[WHAT THE TASK ASKS]:
Repeat verbatim every line of the material, beginning at the line that holds "Type out the text in this image." and ending at its last line.
[start STORED RECORDS]
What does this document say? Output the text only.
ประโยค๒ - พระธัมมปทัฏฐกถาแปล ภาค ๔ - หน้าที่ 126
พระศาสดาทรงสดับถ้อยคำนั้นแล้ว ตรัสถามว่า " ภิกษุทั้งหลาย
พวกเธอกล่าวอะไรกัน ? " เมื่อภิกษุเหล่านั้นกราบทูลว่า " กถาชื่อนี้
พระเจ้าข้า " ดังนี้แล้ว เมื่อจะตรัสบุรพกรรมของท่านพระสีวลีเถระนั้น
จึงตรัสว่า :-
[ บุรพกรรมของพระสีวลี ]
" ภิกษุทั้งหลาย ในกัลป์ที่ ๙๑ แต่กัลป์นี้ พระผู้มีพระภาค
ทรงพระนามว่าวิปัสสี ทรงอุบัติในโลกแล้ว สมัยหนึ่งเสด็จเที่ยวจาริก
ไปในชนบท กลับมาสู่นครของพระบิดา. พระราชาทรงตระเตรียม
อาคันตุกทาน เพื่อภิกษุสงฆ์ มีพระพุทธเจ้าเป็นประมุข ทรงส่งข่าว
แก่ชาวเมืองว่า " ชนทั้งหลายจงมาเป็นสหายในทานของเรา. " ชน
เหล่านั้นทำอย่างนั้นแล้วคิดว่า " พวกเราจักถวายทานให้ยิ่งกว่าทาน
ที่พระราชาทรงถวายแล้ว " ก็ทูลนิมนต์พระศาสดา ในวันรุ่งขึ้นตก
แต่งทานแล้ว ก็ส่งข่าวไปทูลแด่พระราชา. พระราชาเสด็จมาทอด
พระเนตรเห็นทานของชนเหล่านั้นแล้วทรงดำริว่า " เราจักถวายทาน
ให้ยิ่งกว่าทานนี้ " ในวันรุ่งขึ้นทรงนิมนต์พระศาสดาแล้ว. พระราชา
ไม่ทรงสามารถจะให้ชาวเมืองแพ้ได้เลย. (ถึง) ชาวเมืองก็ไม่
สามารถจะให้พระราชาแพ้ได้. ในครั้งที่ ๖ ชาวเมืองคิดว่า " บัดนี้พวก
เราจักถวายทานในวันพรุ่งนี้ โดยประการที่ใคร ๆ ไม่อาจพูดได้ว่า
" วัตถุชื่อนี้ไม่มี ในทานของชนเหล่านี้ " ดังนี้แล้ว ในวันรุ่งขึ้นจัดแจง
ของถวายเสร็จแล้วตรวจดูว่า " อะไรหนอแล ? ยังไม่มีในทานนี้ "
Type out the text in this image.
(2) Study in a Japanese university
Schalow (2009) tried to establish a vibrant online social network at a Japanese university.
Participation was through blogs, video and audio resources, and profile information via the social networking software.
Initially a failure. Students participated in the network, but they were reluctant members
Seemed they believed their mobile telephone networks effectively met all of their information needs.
[end STORED RECORDS]
[SOLUTION FOR THIS EXERCISE]:
Type out the text in this image.
(2) Study in a Japanese university
Schalow (2009) tried to establish a vibrant online social network at a Japanese university.
Participation was through blogs, video and audio resources, and profile information via the social networking software.
Initially a failure. Students participated in the network, but they were reluctant members
Seemed they believed their mobile telephone networks effectively met all of their information needs.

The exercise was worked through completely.